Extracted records
— START —

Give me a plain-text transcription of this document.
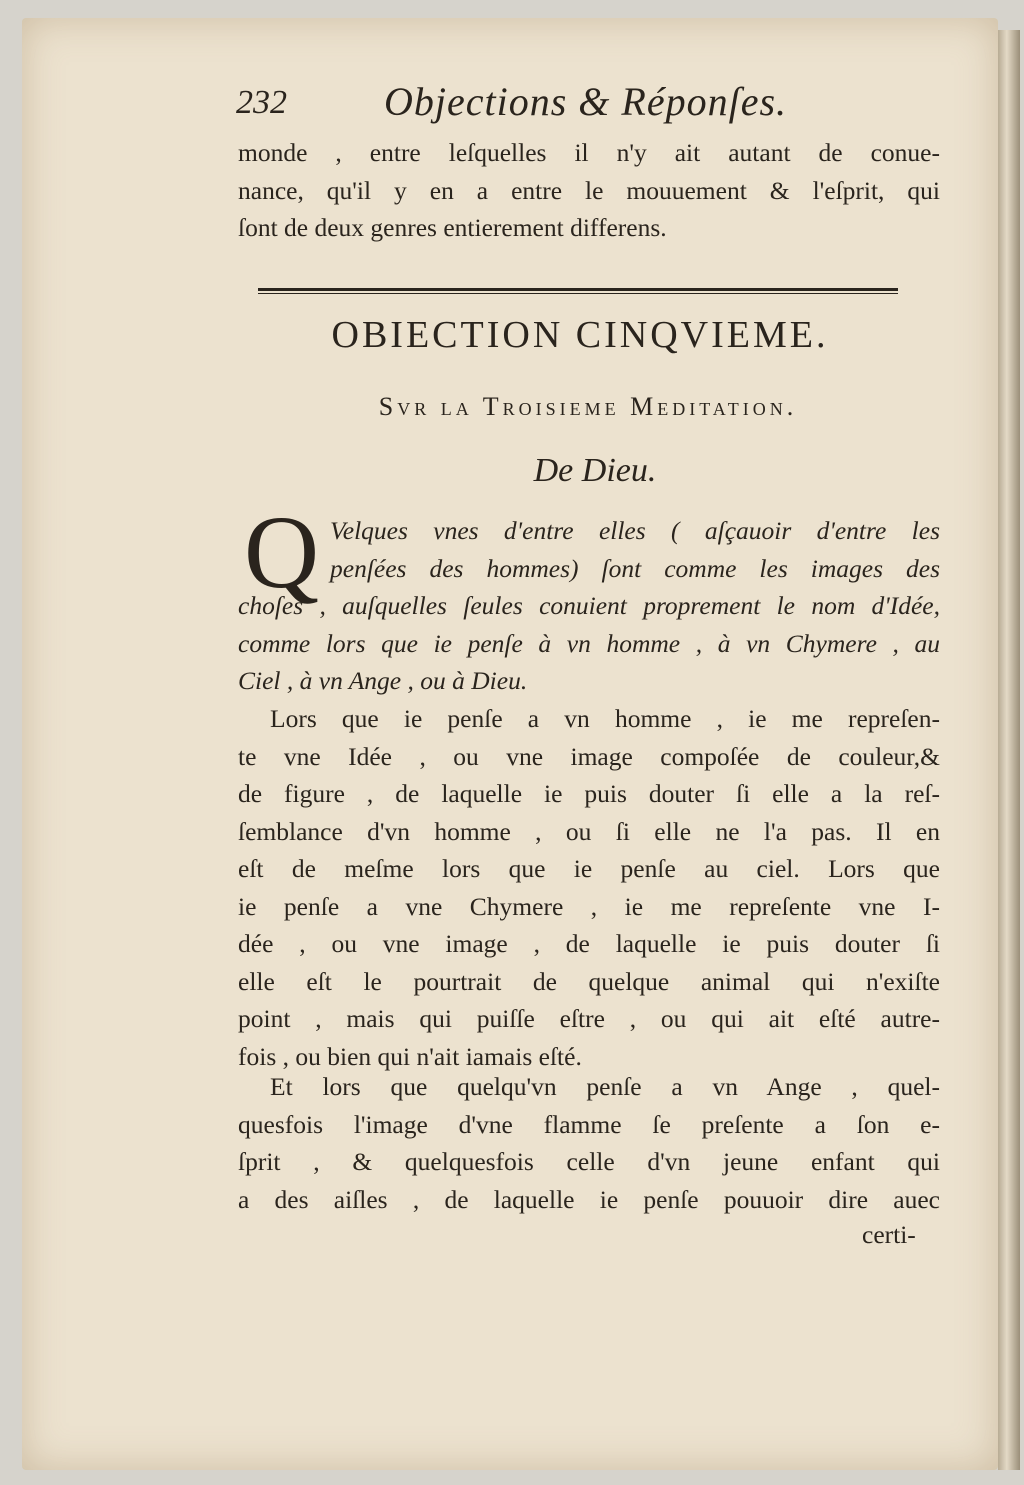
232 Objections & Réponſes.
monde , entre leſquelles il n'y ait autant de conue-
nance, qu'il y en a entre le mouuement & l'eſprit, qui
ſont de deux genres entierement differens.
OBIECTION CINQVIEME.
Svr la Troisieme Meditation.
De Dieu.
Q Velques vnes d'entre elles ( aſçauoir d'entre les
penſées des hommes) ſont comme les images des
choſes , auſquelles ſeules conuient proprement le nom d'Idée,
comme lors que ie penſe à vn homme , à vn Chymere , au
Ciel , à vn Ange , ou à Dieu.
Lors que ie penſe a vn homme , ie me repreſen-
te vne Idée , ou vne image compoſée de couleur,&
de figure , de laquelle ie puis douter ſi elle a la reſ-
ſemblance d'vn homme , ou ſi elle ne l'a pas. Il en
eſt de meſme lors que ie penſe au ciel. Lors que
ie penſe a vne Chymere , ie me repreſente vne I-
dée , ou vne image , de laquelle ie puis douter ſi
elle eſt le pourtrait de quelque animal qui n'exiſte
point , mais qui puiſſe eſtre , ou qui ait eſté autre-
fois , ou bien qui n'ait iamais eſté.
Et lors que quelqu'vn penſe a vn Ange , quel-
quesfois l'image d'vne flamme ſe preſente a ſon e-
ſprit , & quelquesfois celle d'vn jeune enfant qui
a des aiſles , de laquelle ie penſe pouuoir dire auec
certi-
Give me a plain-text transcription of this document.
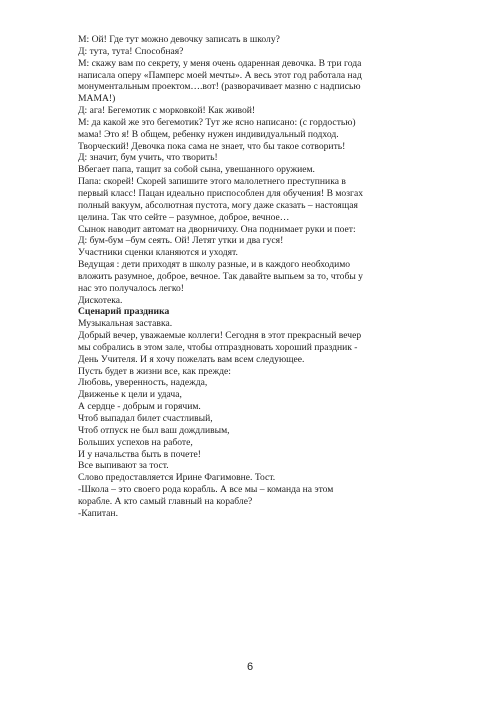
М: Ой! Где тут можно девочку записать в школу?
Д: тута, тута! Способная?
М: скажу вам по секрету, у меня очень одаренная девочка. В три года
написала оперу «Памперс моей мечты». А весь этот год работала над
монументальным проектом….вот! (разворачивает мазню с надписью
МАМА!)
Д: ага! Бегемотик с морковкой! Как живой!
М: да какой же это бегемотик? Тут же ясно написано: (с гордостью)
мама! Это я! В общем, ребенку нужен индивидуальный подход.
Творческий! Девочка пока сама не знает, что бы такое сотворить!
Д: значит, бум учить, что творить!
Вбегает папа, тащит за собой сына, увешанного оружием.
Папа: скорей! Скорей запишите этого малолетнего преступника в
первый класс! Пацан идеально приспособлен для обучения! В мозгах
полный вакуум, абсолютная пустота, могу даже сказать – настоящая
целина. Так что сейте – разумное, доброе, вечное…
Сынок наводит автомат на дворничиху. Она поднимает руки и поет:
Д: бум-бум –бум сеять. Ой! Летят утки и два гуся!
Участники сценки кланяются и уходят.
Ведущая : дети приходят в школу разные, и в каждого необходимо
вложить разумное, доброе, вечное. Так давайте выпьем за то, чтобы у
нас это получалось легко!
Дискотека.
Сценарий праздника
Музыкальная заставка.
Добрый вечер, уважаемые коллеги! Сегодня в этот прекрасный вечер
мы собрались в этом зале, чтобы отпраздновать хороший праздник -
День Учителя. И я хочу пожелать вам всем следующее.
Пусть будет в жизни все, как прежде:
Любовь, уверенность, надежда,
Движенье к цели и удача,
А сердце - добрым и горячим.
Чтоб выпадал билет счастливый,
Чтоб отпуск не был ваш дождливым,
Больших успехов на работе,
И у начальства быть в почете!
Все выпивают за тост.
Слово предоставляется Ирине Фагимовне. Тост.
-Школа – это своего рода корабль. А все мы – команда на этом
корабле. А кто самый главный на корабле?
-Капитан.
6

— END —

# Instructions for the task:
How many lines of these entries hold the string "ſont"? Answer with the number alone.

# Complete answer:
2